--- Begin ARTICLE ---

# CSUSA: anybody doin a group buy soon



## longbeard (May 23, 2012)

Anybody


----------



## sbell111 (May 24, 2012)

I don't have the time in my life to run a group buy right now, but I would definitely jump in to pick up some zens.


----------



## Silverado (May 24, 2012)

I would also jump in on a Group Buy.


----------



## HoratioHornblower (May 24, 2012)

I would jump in, I am about to buy about 10 rollerballs in the next month or sooner. I might buy more if there was a group buy!  David


----------



## aweiss44 (Jun 7, 2012)

sbell111 said:


> I don't have the time in my life to run a group buy right now, but I would definitely jump in


 
+1:good:


----------



## marshall (Jun 7, 2012)

I too would jump in on this buy!!!


----------



## angelofdeath (Jun 8, 2012)

I would also get in on a group buy here...


----------



## lion6255 (Jun 8, 2012)

I'm always late to find the group buys when they coem up but I really interested.

--- End ARTICLE ---
--- Begin MATERIAL ---

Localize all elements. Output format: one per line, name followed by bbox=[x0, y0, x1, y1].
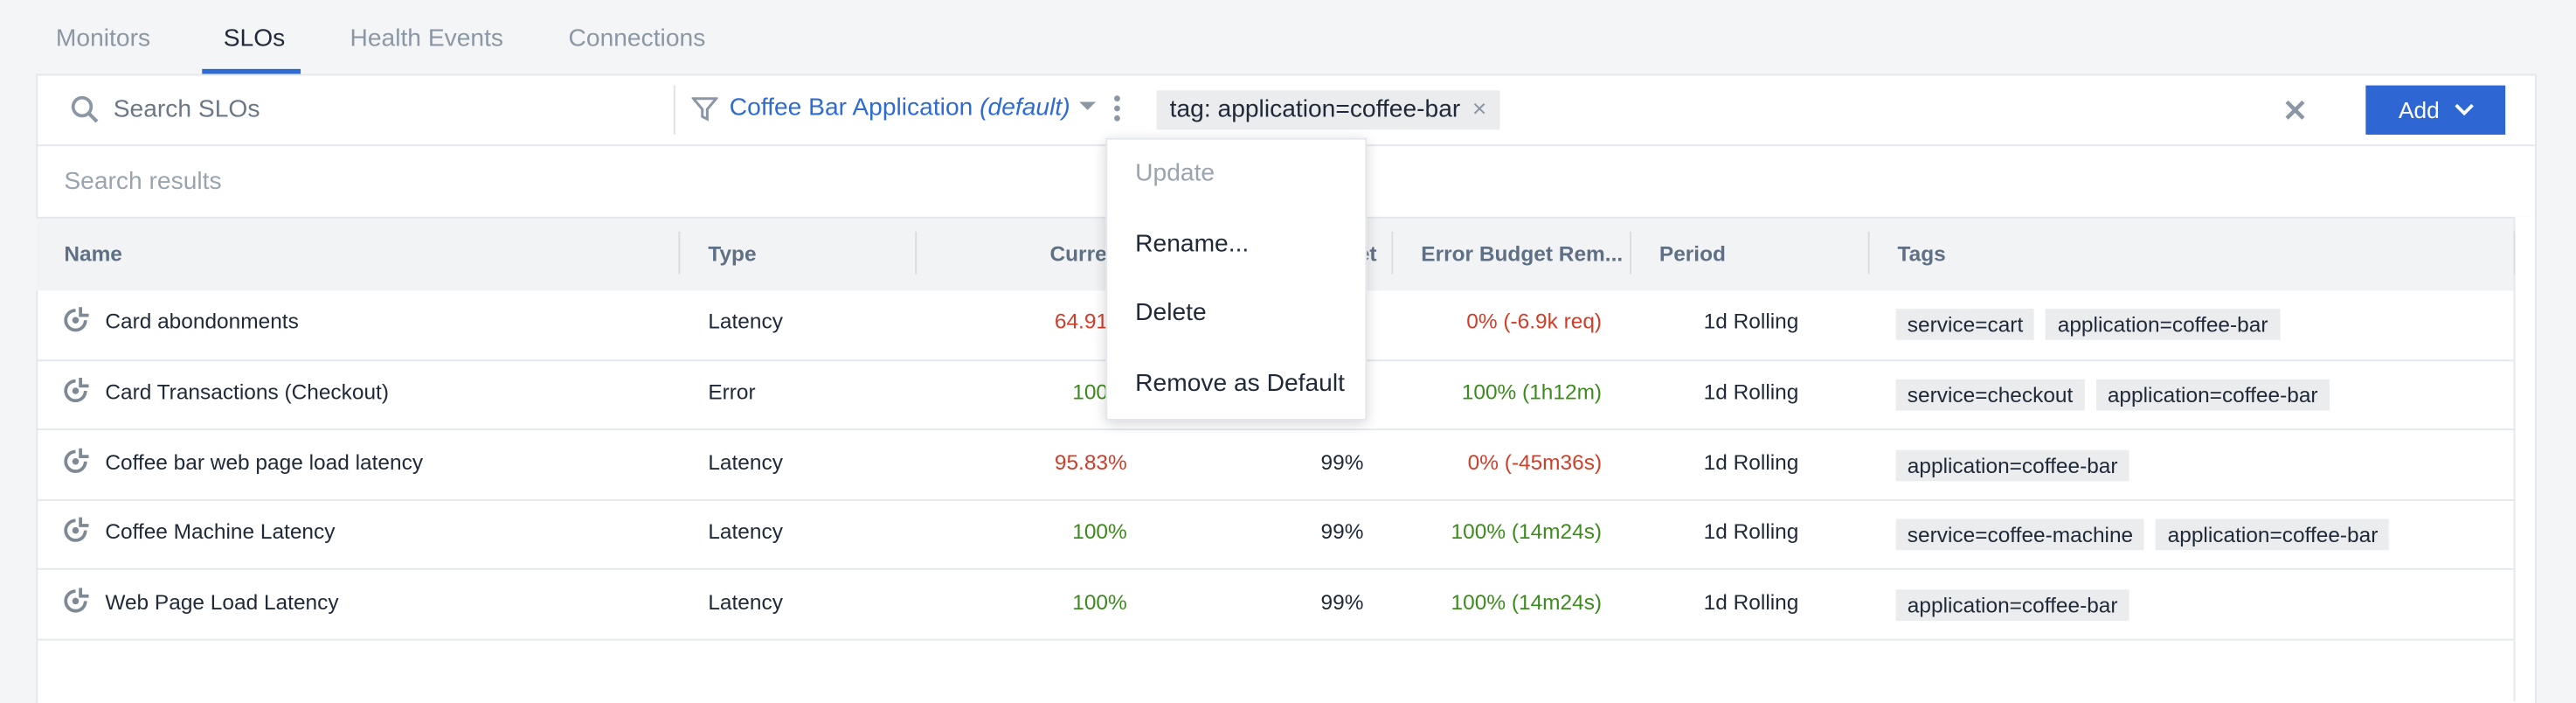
cell-type: Error bbox=[708, 379, 756, 404]
tag-chip: tag: application=coffee-bar × bbox=[1156, 90, 1500, 130]
divider bbox=[673, 85, 675, 136]
tab[interactable]: Monitors bbox=[55, 24, 151, 53]
cell-error-budget: 0% (-6.9k req) bbox=[1466, 309, 1603, 334]
filter-dropdown[interactable]: Coffee Bar Application (default) bbox=[730, 94, 1070, 122]
cell-name[interactable]: Card Transactions (Checkout) bbox=[105, 379, 389, 404]
column-separator bbox=[678, 231, 681, 275]
cell-name[interactable]: Card abondonments bbox=[105, 309, 299, 334]
active-tab-underline bbox=[202, 68, 301, 74]
row-divider bbox=[36, 428, 2514, 431]
column-separator bbox=[1391, 231, 1394, 275]
column-header[interactable]: Error Budget Rem... bbox=[1421, 241, 1624, 267]
menu-item: Update bbox=[1135, 159, 1215, 188]
cell-period: 1d Rolling bbox=[1703, 519, 1799, 544]
cell-current: 95.83% bbox=[1054, 449, 1127, 474]
cell-error-budget: 100% (1h12m) bbox=[1461, 379, 1603, 404]
cell-name[interactable]: Web Page Load Latency bbox=[105, 588, 339, 614]
tag: application=coffee-bar bbox=[2095, 379, 2330, 411]
tag-remove[interactable]: × bbox=[1472, 94, 1487, 123]
slo-icon bbox=[64, 587, 89, 612]
tag: application=coffee-bar bbox=[2156, 519, 2390, 551]
cell-type: Latency bbox=[708, 519, 783, 544]
column-separator bbox=[1630, 231, 1631, 275]
slo-icon bbox=[64, 447, 89, 472]
tag: application=coffee-bar bbox=[1895, 449, 2129, 481]
cell-period: 1d Rolling bbox=[1703, 379, 1799, 404]
slo-icon bbox=[64, 307, 89, 332]
context-menu: Update Rename... Delete Remove as Default bbox=[1105, 137, 1368, 421]
slo-icon bbox=[64, 517, 89, 542]
cell-period: 1d Rolling bbox=[1703, 309, 1799, 334]
tag: service=coffee-machine bbox=[1895, 519, 2145, 551]
filter-name: Coffee Bar Application bbox=[729, 94, 973, 122]
tag-list: application=coffee-bar bbox=[1895, 449, 2141, 481]
filter-default: (default) bbox=[980, 94, 1070, 122]
cell-error-budget: 0% (-45m36s) bbox=[1467, 449, 1603, 474]
tag: service=checkout bbox=[1895, 379, 2085, 411]
cell-target: 99% bbox=[1320, 588, 1364, 614]
cell-error-budget: 100% (14m24s) bbox=[1451, 519, 1603, 544]
search-results-label: Search results bbox=[64, 167, 222, 196]
tab[interactable]: Health Events bbox=[350, 24, 504, 53]
cell-current: 100% bbox=[1072, 519, 1127, 544]
add-button[interactable]: Add bbox=[2365, 85, 2506, 136]
tab[interactable]: SLOs bbox=[223, 24, 286, 53]
table-edge bbox=[2513, 216, 2535, 701]
row-divider bbox=[36, 638, 2514, 641]
cell-type: Latency bbox=[708, 588, 783, 614]
column-separator bbox=[1867, 231, 1870, 275]
cell-name[interactable]: Coffee Machine Latency bbox=[105, 519, 336, 544]
tag: application=coffee-bar bbox=[2046, 309, 2280, 341]
tag-chip-label: tag: application=coffee-bar bbox=[1169, 94, 1461, 123]
cell-error-budget: 100% (14m24s) bbox=[1451, 588, 1603, 614]
row-divider bbox=[36, 568, 2514, 571]
tag-list: service=cart application=coffee-bar bbox=[1895, 309, 2291, 341]
tag-list: service=coffee-machine application=coffee… bbox=[1895, 519, 2401, 551]
clear-button[interactable] bbox=[2283, 99, 2306, 122]
menu-item[interactable]: Rename... bbox=[1135, 229, 1250, 257]
tag-list: application=coffee-bar bbox=[1895, 588, 2141, 621]
caret bbox=[1079, 101, 1097, 110]
column-header[interactable]: Type bbox=[708, 241, 757, 267]
tag-list: service=checkout application=coffee-bar bbox=[1895, 379, 2341, 411]
column-header[interactable]: Name bbox=[64, 241, 122, 267]
cell-target: 99% bbox=[1320, 449, 1364, 474]
search-icon bbox=[71, 95, 99, 123]
column-separator bbox=[915, 231, 918, 275]
tag: service=cart bbox=[1895, 309, 2035, 341]
cell-type: Latency bbox=[708, 449, 783, 474]
cell-target: 99% bbox=[1320, 519, 1364, 544]
filter-icon bbox=[691, 97, 718, 122]
cell-name[interactable]: Coffee bar web page load latency bbox=[105, 449, 424, 474]
search-input[interactable]: Search SLOs bbox=[113, 94, 260, 123]
menu-item[interactable]: Remove as Default bbox=[1135, 368, 1345, 397]
column-header[interactable]: Period bbox=[1658, 241, 1726, 267]
row-divider bbox=[36, 498, 2514, 501]
menu-item[interactable]: Delete bbox=[1135, 298, 1207, 327]
add-label: Add bbox=[2398, 96, 2440, 123]
cell-current: 100% bbox=[1072, 588, 1127, 614]
slo-icon bbox=[64, 377, 89, 402]
cell-period: 1d Rolling bbox=[1703, 588, 1799, 614]
cell-period: 1d Rolling bbox=[1703, 449, 1799, 474]
tab[interactable]: Connections bbox=[568, 24, 706, 53]
column-separator bbox=[2513, 231, 2516, 275]
column-header[interactable]: Tags bbox=[1897, 241, 1946, 267]
tag: application=coffee-bar bbox=[1895, 588, 2129, 621]
kebab-menu[interactable] bbox=[1111, 94, 1124, 123]
cell-type: Latency bbox=[708, 309, 783, 334]
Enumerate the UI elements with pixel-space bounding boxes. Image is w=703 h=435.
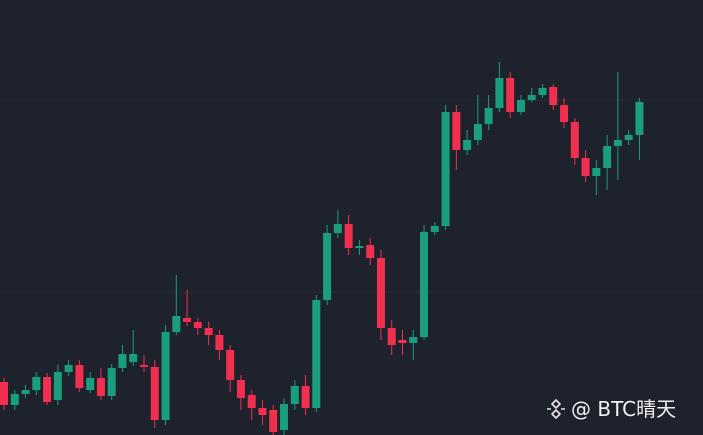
candle-body [32,377,41,390]
candle-body [312,300,321,408]
candle-body [441,112,450,226]
candle-body [323,233,332,300]
candle-body [172,316,181,332]
candle-body [484,108,493,124]
candle-body [215,335,224,350]
candle-body [226,350,235,380]
candle-body [96,378,105,396]
candle-body [570,122,579,158]
candle-body [53,372,62,400]
candle-body [140,365,149,367]
candle-body [258,408,267,415]
candle-body [398,340,407,343]
candle-body [560,105,569,122]
watermark-icon [547,398,565,420]
candle-body [603,146,612,168]
candles [0,62,644,435]
candle-body [150,367,159,420]
candle-body [64,365,73,372]
watermark-text: @ BTC晴天 [571,397,676,421]
candle-body [592,168,601,176]
candle-body [516,100,525,112]
candle-body [613,140,622,146]
candle-body [527,95,536,100]
candle-body [21,390,30,394]
candle-body [495,78,504,108]
candle-body [473,124,482,140]
candle-body [301,386,310,408]
candle-body [506,78,515,112]
candle-body [624,135,633,140]
candle-body [344,224,353,248]
candle-body [280,404,289,430]
candle-body [236,380,245,398]
candle-body [247,395,256,408]
candle-body [387,328,396,345]
watermark: @ BTC晴天 [547,397,676,421]
candle-body [107,368,116,396]
candle-body [452,112,461,150]
candle-body [86,378,95,390]
candle-body [463,140,472,150]
candle-body [204,328,213,335]
candle-body [549,87,558,105]
candle-body [430,226,439,232]
candle-body [161,332,170,420]
candle-body [420,232,429,337]
candle-body [118,354,127,368]
candle-body [538,88,547,95]
candle-body [183,318,192,322]
candle-body [193,322,202,328]
candle-body [376,258,385,328]
candle-body [0,382,8,405]
candle-body [355,246,364,248]
candle-body [333,224,342,233]
candle-body [581,158,590,176]
candle-body [409,337,418,343]
candle-body [10,394,19,405]
candle-body [75,365,84,388]
candle-body [635,102,644,135]
candle-body [43,377,52,402]
candle-body [129,354,138,362]
candle-body [290,386,299,404]
candle-body [366,245,375,258]
candle-body [269,410,278,432]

--- End MATERIAL ---

WHAT TO DO
- a) Reproduce the part of the group buy thread between "## angelofdeath (Jun" and "I really interested.", inclusive.
- b) Which users posted in the group buy thread in June 2012? List all of their usernames.
- c) Carry the group buy thread forward from its last post.

ANSWERS FOR THE TASKS
- a)
## angelofdeath (Jun 8, 2012)

I would also get in on a group buy here...


----------



## lion6255 (Jun 8, 2012)

I'm always late to find the group buys when they coem up but I really interested.

- b)
aweiss44
marshall
angelofdeath
lion6255

- c)
----------



## qballizhere (Jun 8, 2012)

I can look into it in a week or two if no one does one.


----------



## longbeard (Jun 8, 2012)

A week or so would be great Roger if you do this.


----------



## HoratioHornblower (Jun 8, 2012)

A week or two would be great! I am looking into buying soon, but I will wait a bit longer if we do this! I will be buying 11-12 RB.

David


----------



## jeweler53 (Jun 11, 2012)

I would probably a dozen or so to the buy.

Dick


----------



## Chatham PenWorks (Jun 16, 2012)

I'd be in. I could use a little more Zen in my life.


----------



## DHappold (Jun 16, 2012)

I could go for some Zens also


----------



## Silverado (Jun 17, 2012)

Please count me in if this fly's

Thanks,
Tim


----------



## Kaspar (Jun 18, 2012)

I could use three or four statesman kits.  Maybe a junior or two.


----------



## HoratioHornblower (Jun 19, 2012)

I will have to order soon, so if someone wants to do this I will wait, but I can't wait too much longer. I would be in for 9-15 rollerballs. I can wait for about a week.


----------



## Culprit (Jun 21, 2012)

I will most likely jump in on a group buy if someone puts one together.


----------



## Monty (Jun 21, 2012)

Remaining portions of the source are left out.